_STATED PROBLEM_
Copy every line of the data in which the word "text" occurs.
========
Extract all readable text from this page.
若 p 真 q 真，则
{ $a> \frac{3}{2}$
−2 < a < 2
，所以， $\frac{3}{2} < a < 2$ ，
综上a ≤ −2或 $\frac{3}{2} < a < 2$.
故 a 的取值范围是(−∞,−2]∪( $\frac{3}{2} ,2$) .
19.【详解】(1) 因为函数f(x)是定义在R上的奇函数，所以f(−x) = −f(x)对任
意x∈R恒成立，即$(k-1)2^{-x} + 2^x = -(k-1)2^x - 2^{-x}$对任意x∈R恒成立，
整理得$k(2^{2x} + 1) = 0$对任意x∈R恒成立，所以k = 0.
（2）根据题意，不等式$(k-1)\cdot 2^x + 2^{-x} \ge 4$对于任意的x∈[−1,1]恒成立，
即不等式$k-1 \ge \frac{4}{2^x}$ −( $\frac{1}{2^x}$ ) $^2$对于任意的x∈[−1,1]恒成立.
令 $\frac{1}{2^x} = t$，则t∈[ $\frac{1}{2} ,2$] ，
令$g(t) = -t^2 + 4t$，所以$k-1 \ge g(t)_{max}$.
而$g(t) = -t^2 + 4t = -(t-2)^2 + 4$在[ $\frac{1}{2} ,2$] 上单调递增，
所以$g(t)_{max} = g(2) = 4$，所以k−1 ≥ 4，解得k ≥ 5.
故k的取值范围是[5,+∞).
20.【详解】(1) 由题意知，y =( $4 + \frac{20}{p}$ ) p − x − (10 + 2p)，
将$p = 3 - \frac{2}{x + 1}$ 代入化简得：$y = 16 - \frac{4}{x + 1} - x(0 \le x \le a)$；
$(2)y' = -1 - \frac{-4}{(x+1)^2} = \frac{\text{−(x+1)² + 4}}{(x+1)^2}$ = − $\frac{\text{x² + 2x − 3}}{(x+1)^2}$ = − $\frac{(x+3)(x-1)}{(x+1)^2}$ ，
========
_EXERCISE SOLUTION_
Extract all readable text from this page.
$(2)y' = -1 - \frac{-4}{(x+1)^2} = \frac{\text{−(x+1)² + 4}}{(x+1)^2}$ = − $\frac{\text{x² + 2x − 3}}{(x+1)^2}$ = − $\frac{(x+3)(x-1)}{(x+1)^2}$ ，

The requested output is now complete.